**The request:** Pull out from the material below all lines with "Universal".

**Task material:**
※ ※ ※
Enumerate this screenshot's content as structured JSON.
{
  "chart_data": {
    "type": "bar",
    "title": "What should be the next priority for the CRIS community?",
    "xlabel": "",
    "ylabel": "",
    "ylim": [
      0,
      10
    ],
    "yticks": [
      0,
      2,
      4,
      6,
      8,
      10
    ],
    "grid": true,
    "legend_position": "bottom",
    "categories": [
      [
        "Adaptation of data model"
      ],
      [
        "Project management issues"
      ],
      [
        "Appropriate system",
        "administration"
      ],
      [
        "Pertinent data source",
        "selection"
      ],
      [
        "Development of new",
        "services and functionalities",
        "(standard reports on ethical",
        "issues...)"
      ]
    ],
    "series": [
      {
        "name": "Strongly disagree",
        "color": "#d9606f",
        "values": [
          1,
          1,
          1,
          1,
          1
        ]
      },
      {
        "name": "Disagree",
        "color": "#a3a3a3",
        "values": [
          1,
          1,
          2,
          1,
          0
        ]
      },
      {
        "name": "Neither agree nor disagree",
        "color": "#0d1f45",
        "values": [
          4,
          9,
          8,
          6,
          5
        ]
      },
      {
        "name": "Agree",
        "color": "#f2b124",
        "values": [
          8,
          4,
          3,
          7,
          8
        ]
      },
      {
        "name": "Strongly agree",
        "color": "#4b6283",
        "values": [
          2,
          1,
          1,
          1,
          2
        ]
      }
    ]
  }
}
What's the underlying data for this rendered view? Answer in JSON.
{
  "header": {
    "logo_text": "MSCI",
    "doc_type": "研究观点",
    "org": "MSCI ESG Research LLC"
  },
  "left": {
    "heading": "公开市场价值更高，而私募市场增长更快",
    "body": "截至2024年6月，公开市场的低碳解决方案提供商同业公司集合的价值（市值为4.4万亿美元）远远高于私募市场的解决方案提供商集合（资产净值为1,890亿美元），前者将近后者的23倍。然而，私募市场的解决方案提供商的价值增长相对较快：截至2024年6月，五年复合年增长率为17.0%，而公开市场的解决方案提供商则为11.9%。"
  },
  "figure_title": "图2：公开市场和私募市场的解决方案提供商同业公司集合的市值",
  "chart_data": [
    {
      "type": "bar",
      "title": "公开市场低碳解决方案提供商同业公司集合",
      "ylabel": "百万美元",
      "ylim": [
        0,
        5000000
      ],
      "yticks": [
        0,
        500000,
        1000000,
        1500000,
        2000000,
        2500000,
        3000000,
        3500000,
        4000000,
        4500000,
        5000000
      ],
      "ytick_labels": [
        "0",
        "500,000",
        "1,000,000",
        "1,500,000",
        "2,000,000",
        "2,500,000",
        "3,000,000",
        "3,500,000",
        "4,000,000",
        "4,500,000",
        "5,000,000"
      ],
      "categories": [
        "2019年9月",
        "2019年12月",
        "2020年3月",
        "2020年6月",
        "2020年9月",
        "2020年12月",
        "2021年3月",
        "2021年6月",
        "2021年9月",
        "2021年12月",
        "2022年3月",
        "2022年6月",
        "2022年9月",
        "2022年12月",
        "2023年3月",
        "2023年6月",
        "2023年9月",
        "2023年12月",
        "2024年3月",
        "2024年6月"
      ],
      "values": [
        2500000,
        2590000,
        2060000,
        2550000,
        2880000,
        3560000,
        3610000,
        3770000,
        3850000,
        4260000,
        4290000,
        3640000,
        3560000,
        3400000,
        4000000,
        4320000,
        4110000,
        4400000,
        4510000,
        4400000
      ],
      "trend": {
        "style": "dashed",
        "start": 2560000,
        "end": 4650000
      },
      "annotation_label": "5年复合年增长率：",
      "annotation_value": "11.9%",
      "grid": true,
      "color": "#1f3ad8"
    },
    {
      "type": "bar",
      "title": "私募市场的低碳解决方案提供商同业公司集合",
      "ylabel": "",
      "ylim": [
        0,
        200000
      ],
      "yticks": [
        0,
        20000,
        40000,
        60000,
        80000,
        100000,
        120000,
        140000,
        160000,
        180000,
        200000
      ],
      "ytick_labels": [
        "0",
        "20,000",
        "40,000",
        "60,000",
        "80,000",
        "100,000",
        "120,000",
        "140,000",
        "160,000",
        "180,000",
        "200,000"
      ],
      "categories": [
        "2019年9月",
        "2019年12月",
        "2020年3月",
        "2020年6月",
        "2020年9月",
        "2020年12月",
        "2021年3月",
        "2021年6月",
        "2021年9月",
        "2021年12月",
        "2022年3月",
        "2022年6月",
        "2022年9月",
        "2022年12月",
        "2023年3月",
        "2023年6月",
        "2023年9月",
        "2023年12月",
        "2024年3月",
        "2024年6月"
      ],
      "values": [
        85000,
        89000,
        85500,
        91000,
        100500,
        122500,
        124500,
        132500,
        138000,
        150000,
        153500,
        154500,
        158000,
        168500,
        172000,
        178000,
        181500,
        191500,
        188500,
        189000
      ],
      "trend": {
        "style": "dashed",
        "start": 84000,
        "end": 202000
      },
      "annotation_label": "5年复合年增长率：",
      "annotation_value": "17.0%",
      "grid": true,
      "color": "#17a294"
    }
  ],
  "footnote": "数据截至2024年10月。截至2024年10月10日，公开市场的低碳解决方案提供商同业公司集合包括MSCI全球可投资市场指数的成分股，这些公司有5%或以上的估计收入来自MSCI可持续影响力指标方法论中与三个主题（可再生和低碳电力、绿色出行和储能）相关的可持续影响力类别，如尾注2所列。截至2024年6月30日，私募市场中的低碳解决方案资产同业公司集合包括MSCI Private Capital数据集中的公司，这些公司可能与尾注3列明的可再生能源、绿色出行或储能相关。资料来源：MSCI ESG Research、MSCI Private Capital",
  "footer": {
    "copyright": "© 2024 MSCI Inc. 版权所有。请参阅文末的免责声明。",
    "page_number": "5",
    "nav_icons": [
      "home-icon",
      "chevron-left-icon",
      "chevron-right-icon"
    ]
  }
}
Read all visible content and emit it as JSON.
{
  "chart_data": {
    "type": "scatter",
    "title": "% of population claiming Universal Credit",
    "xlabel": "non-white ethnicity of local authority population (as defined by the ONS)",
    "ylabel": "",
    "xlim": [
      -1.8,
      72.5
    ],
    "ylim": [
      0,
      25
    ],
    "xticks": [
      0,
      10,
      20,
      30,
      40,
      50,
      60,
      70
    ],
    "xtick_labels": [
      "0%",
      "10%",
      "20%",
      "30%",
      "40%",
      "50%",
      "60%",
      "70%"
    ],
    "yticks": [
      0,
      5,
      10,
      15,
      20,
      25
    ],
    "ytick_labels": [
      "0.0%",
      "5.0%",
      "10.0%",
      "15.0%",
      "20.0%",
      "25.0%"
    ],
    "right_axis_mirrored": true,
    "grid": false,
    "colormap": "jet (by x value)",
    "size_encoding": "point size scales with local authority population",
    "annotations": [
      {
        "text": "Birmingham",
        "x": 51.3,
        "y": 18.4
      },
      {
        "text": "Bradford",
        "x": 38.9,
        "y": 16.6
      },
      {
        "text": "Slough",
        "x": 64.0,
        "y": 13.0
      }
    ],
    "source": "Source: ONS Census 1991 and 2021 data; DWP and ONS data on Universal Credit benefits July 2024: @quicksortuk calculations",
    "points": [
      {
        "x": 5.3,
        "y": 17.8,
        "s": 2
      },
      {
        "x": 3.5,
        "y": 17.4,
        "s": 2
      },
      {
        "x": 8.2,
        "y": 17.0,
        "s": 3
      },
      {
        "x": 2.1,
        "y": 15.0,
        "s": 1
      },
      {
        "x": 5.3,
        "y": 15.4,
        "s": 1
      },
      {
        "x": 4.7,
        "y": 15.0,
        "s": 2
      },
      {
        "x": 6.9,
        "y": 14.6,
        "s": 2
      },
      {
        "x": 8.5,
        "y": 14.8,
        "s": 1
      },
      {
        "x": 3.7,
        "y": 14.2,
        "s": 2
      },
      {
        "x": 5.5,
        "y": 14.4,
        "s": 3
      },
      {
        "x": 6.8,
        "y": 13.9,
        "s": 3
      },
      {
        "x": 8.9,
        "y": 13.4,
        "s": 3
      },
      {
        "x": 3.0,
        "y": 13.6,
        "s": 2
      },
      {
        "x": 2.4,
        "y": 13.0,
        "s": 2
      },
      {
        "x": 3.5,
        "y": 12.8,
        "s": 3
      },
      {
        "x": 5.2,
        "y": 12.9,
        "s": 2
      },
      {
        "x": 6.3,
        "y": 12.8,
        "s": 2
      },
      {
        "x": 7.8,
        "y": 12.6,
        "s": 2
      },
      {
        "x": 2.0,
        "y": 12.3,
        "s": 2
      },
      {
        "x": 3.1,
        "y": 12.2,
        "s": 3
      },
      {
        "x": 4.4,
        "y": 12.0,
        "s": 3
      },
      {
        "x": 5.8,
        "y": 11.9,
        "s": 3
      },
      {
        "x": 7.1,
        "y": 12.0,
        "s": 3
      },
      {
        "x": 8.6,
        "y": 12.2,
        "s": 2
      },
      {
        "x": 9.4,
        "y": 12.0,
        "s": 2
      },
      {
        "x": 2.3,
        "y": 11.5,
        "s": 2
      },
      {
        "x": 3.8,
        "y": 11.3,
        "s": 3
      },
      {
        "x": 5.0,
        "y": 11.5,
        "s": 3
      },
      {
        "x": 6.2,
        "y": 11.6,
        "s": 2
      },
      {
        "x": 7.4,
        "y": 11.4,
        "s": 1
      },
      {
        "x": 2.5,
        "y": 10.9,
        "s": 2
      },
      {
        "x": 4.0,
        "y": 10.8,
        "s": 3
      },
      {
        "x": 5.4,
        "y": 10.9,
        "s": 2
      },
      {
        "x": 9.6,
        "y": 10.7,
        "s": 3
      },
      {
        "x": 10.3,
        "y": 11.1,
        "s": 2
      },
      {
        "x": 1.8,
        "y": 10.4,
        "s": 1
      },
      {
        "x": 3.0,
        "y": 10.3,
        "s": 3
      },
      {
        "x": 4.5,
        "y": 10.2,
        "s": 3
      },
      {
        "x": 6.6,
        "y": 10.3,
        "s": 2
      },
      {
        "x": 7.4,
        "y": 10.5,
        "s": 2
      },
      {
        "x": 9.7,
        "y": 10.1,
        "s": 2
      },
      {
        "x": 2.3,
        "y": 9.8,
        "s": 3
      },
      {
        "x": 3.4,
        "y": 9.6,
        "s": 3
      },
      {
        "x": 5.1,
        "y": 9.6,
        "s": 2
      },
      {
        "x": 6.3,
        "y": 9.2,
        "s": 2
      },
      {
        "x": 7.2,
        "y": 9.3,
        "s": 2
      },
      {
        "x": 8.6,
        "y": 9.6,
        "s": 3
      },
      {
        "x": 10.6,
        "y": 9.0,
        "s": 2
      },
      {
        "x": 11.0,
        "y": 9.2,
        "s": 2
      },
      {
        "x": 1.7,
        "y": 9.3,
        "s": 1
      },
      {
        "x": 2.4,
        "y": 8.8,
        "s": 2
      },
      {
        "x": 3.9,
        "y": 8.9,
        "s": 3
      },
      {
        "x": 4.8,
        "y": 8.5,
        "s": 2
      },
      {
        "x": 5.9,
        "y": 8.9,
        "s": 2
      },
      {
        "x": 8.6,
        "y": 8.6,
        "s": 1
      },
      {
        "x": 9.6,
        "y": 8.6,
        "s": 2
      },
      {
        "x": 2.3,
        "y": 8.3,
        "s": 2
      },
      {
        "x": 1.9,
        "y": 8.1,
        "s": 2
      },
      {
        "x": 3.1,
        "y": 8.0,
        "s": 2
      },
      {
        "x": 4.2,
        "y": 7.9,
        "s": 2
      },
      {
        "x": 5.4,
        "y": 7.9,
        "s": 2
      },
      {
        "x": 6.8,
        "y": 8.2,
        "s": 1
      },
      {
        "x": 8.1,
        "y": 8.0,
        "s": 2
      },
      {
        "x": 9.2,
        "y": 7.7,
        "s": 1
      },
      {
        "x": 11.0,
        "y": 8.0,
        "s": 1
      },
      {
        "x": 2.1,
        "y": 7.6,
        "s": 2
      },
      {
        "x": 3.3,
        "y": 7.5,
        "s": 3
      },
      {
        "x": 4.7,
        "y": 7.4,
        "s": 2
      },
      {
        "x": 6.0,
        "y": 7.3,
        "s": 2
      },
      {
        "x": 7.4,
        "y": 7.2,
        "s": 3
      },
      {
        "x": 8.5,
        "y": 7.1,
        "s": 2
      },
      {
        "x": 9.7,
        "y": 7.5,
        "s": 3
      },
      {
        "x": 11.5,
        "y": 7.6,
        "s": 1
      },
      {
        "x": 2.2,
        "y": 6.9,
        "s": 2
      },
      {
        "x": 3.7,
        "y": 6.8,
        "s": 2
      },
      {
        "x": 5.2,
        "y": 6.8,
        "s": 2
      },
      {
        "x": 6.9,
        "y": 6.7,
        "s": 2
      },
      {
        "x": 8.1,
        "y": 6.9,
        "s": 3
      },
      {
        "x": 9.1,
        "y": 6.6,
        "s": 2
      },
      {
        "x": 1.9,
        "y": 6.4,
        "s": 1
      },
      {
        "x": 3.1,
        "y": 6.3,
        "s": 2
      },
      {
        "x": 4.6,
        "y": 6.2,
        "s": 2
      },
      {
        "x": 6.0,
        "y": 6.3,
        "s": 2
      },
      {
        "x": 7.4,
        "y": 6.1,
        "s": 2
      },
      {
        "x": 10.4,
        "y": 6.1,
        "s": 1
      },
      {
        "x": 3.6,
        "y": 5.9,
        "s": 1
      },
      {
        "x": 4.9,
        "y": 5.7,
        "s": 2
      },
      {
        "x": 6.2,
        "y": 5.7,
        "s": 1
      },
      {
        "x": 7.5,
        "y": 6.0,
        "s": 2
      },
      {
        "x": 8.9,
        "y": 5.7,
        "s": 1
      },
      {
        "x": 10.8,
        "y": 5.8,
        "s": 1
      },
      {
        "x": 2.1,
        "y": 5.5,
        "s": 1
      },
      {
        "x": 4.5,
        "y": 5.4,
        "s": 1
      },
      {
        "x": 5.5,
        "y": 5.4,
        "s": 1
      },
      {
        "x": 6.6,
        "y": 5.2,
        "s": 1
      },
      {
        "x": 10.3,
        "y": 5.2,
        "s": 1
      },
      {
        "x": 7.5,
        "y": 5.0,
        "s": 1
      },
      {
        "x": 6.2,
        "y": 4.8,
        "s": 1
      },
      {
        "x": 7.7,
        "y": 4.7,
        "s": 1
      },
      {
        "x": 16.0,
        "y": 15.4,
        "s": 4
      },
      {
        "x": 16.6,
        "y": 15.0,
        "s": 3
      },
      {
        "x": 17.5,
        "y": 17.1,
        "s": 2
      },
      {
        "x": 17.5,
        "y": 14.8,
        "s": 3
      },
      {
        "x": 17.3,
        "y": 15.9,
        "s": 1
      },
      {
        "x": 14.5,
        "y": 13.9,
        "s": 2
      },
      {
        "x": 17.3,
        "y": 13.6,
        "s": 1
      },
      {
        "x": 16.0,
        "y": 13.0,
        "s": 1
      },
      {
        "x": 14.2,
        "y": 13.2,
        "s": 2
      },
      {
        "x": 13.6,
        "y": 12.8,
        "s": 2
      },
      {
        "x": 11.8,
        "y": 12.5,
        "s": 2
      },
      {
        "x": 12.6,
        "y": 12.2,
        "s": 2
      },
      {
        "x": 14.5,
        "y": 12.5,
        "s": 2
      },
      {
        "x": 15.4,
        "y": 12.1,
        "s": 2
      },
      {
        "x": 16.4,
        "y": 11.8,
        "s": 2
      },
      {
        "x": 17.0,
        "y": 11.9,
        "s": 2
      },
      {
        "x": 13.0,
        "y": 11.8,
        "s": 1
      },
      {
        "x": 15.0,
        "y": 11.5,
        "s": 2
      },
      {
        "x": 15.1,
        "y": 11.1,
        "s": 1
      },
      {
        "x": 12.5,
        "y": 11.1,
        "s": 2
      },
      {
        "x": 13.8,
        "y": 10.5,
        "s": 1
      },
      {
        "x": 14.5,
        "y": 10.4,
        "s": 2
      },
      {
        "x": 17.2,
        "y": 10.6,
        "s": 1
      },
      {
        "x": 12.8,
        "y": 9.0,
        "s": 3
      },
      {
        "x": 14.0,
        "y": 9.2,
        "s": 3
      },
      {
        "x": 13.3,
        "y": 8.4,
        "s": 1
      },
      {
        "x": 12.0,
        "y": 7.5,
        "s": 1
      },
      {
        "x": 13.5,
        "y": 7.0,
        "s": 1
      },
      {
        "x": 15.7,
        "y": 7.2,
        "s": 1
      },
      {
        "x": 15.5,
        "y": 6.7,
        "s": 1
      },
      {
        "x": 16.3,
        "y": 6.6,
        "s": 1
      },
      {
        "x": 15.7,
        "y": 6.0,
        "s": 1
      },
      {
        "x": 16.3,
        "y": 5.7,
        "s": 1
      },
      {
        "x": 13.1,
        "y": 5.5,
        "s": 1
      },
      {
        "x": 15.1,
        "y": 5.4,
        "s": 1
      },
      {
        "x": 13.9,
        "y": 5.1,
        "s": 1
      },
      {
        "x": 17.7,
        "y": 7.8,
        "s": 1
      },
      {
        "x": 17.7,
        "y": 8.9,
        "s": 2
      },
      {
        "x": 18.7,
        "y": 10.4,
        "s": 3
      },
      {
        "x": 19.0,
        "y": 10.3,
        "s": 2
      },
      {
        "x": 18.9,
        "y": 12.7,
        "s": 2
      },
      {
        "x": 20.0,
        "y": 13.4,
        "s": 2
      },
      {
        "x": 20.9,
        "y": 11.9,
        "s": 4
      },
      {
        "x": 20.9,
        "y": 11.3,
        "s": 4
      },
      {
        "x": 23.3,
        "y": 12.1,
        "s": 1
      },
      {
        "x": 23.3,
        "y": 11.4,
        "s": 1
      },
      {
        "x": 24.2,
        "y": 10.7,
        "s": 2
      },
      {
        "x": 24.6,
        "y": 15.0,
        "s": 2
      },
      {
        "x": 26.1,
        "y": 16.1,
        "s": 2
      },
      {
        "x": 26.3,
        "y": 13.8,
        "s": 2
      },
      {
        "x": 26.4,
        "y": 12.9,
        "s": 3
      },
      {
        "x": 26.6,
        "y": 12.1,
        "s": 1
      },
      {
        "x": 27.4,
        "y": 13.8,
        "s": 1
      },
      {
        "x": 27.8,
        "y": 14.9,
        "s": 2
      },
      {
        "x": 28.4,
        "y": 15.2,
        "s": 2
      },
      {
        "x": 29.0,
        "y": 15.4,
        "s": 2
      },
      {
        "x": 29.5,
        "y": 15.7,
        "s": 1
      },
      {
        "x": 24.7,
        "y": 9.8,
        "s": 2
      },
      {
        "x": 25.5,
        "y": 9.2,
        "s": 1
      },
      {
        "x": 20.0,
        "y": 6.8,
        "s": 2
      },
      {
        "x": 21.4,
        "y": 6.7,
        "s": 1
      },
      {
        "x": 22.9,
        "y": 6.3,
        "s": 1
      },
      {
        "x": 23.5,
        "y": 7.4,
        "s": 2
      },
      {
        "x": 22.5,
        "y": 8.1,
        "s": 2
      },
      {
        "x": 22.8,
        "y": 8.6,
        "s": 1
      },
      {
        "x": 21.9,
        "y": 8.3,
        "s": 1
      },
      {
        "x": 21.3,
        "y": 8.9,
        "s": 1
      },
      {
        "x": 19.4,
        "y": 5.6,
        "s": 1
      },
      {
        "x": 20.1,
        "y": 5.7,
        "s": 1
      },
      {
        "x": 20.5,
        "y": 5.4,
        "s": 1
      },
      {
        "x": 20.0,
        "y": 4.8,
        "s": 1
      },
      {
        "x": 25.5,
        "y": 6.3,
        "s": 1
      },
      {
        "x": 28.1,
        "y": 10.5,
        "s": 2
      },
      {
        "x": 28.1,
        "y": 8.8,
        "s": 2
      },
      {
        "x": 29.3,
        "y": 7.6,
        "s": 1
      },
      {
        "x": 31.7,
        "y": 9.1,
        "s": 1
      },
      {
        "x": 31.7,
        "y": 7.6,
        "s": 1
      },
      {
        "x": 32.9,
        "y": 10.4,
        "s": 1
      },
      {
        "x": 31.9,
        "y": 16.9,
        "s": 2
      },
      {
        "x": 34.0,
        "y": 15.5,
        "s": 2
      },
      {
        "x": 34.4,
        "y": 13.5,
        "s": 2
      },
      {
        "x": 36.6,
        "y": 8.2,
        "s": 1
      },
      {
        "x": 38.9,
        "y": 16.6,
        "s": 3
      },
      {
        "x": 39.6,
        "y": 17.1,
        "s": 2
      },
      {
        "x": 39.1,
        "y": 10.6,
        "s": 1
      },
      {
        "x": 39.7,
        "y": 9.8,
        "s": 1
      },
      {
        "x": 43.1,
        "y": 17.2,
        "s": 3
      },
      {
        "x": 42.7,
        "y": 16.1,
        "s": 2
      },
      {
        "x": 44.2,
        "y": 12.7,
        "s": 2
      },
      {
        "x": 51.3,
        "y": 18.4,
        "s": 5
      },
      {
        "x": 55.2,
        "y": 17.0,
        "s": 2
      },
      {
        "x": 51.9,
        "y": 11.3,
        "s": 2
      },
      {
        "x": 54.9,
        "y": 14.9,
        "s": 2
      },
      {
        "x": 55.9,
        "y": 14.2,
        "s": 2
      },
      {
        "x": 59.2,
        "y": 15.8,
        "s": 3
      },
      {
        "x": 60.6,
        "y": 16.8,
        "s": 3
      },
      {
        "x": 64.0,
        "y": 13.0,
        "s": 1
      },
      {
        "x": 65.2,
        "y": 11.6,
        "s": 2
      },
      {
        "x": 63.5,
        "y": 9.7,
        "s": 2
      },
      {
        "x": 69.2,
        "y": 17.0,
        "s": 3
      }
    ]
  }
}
※ ※ ※
**Final result:**
    "title": "% of population claiming Universal Credit",
    "source": "Source: ONS Census 1991 and 2021 data; DWP and ONS data on Universal Credit benefits July 2024: @quicksortuk calculations",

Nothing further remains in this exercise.